--- Begin Extracted text ---

This is a technical dive into how we split our data across many MySQL servers. We finished launching this sharding approach in early 2012, and it’s still the system we use today to store our core data.

Before we discuss how to split the data, let’s be intimate with our data. Mood lighting, chocolate covered strawberries, Star Trek quotes…

Pinterest is a discovery engine for everything that interests you. From a data perspective, Pinterest is the largest human curated interest graph in the world. There are more than 50 billion Pins that have been saved by Pinners onto one billion boards. People repin and like other Pins (roughly a shallow copy), follow other Pinners, boards and interests, and view a home feed of all the Pinners, boards and interests they follow. Great! Now make it scale!

Growing pains

In 2011, we hit traction. By some estimates, we were growing faster than any other previous startup. Around September 2011, every piece of our infrastructure was over capacity. We had several NoSQL technologies, all of which eventually broke catastrophically. We also had a boatload of MySQL slaves we were using for reads, which makes lots of irritating bugs, especially with caching. We re-architected our entire data storage model. To be effective, we carefully crafted our requirements.

Requirements

Our overall system needed to be very stable, easy to operate and scale to the moon. We wanted to support scaling the data store from a small set of boxes initially to many boxes as the site grows.
All Pinner generated content must be site accessible at all times.
Support asking for N number of Pins in a board in a deterministic order (such as reverse creation time or user specified ordering). Same for Pinner to likes, Pinner to Pins, etc.
For simplicity, updates will generally be best effort. To get eventual consistency, you’ll need some additional toys on top, such as a distributed transaction log. It’s fun and (not too) easy!

Design philosophies and notes

Since we wanted this data to span multiple databases, we couldn’t use the database’s joins, foreign keys or indexes to gather all data, though they can be used for subqueries that don’t span databases.

We also needed to support load balancing our data. We hated moving data around, especially item by item, because it’s prone to error and makes the system unnecessarily complex. If we had to move data, it was better to move an entire virtual node to a different physical node.

In order for our implementation to mature quickly, we needed the simplest usable solution and VERY stable nodes in our distributed data platform.

--- End Extracted text ---
--- Begin Data provided ---

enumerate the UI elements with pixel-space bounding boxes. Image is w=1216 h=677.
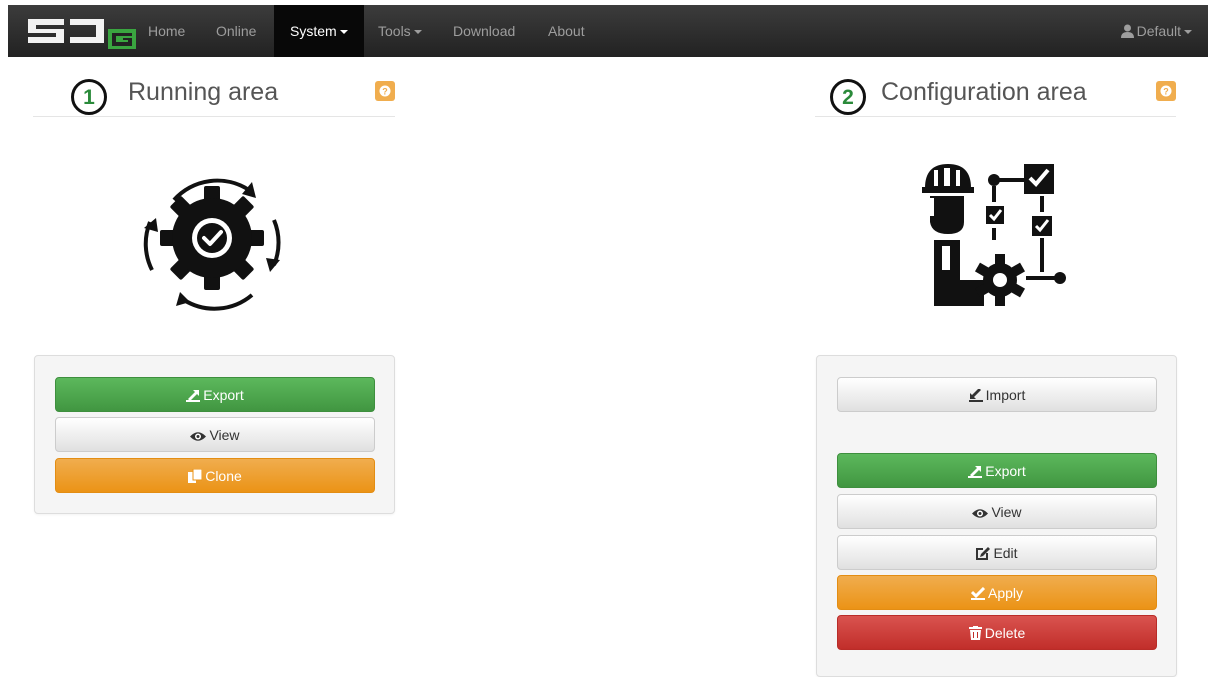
nav-tools-label: Tools (378, 23, 411, 39)
configuration-area-header: 2 Configuration area ? (815, 70, 1176, 117)
trash-icon (968, 626, 982, 640)
nav-system[interactable]: System (274, 5, 364, 57)
step-number-1: 1 (71, 79, 107, 115)
configuration-export-label: Export (985, 463, 1026, 479)
help-icon[interactable]: ? (375, 81, 395, 101)
caret-down-icon (339, 30, 348, 35)
edit-icon (976, 547, 991, 560)
apply-icon (970, 586, 986, 600)
step-number-2: 2 (830, 79, 866, 115)
nav-download[interactable]: Download (453, 5, 515, 57)
running-actions-panel: Export View Clone (34, 355, 395, 514)
running-clone-label: Clone (205, 468, 242, 484)
configuration-area-title: Configuration area (881, 78, 1087, 106)
help-icon[interactable]: ? (1156, 81, 1176, 101)
sdg-logo[interactable] (26, 13, 138, 51)
nav-home[interactable]: Home (148, 5, 185, 57)
configuration-export-button[interactable]: Export (837, 453, 1157, 488)
caret-down-icon (413, 30, 422, 35)
configuration-view-button[interactable]: View (837, 494, 1157, 529)
export-icon (968, 466, 983, 478)
configuration-apply-label: Apply (987, 585, 1024, 601)
user-menu-label: Default (1136, 23, 1181, 39)
user-menu[interactable]: Default (1120, 5, 1192, 57)
export-icon (186, 390, 201, 402)
nav-tools[interactable]: Tools (378, 5, 422, 57)
eye-icon (972, 509, 989, 518)
configuration-delete-button[interactable]: Delete (837, 615, 1157, 650)
caret-down-icon (1184, 30, 1192, 35)
eye-icon (190, 432, 207, 441)
configuration-edit-label: Edit (993, 545, 1018, 561)
nav-system-label: System (290, 23, 337, 39)
configuration-actions-panel: Import Export View Edit Apply Delete (816, 355, 1177, 677)
running-export-button[interactable]: Export (55, 377, 375, 412)
running-view-button[interactable]: View (55, 417, 375, 452)
configuration-import-button[interactable]: Import (837, 377, 1157, 412)
top-navbar: Home Online System Tools Download About … (8, 5, 1208, 57)
configuration-edit-button[interactable]: Edit (837, 535, 1157, 570)
engineer-workflow-icon (922, 164, 1066, 306)
running-export-label: Export (203, 387, 244, 403)
svg-text:?: ? (382, 87, 388, 97)
running-view-label: View (209, 427, 240, 443)
configuration-import-label: Import (985, 387, 1026, 403)
gear-cycle-icon (143, 178, 281, 311)
nav-online[interactable]: Online (216, 5, 256, 57)
import-icon (968, 388, 983, 402)
clone-icon (188, 468, 203, 483)
user-icon (1120, 24, 1134, 38)
configuration-apply-button[interactable]: Apply (837, 575, 1157, 610)
svg-text:?: ? (1163, 87, 1169, 97)
configuration-view-label: View (991, 504, 1022, 520)
configuration-delete-label: Delete (984, 625, 1026, 641)
nav-about[interactable]: About (548, 5, 585, 57)
running-clone-button[interactable]: Clone (55, 458, 375, 493)
running-area-title: Running area (128, 78, 279, 106)
running-area-header: 1 Running area ? (33, 70, 395, 117)
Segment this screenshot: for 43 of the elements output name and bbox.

--- End Data provided ---

--- Set task A ---
Repeat the MySQL sharding text starting with "Our overall system" and going on through "don’t span databases.", swapping "data store" for "storage layer".
--- Set task B ---
According to the MySQL sharding text, when did the sharding approach finish launching?
--- Set task C ---
Please go on with the MySQL sharding text from where it stops.

--- Task response A ---
Our overall system needed to be very stable, easy to operate and scale to the moon. We wanted to support scaling the storage layer from a small set of boxes initially to many boxes as the site grows.
All Pinner generated content must be site accessible at all times.
Support asking for N number of Pins in a board in a deterministic order (such as reverse creation time or user specified ordering). Same for Pinner to likes, Pinner to Pins, etc.
For simplicity, updates will generally be best effort. To get eventual consistency, you’ll need some additional toys on top, such as a distributed transaction log. It’s fun and (not too) easy!

Design philosophies and notes

Since we wanted this data to span multiple databases, we couldn’t use the database’s joins, foreign keys or indexes to gather all data, though they can be used for subqueries that don’t span databases.

--- Task response B ---
Early 2012.

--- Task response C ---
All data needed to be replicated to a slave machine for backup, with high availability and dumping to S3 for MapReduce. We only interact with the master in production. You never want to read/write to a slave in production. Slaves lag, which causes strange bugs. Once you’re sharded, there’s generally no advantage to interacting with a slave in production.

Finally, we needed a nice way to generate universally unique IDs (UUID) for all of our objects.

How we sharded

Whatever we were going build needed to meet our needs and be stable, performant and repairable. In other words, it needed to not suck, and so we chose a mature technology as our base to build on, MySQL. We intentionally ran away from auto-scaling newer technology like MongoDB, Cassandra and Membase, because their maturity was simply not far enough along (and they were crashing in spectacular ways on us!).

Aside: I still recommend startups avoid the fancy new stuff — try really hard to just use MySQL. Trust me. I have the scars to prove it.

MySQL is mature, stable and it just works. Not only do we use it, but it’s also used by plenty of other companies pushing even bigger scale. MySQL supports our need for ordering data requests, selecting certain ranges of data and row-level transactions. It has a hell of a lot more features, but we don’t need or use them. But, MySQL is a single box solution, hence the need to shard our data. Here’s our solution:

We started with eight EC2 servers running one MySQL instance each:

Each MySQL server is master-master replicated onto a backup host in case the primary fails. Our production servers only read/write to the master. I recommend you do the same. It simplifies everything and avoids lagged replication bugs.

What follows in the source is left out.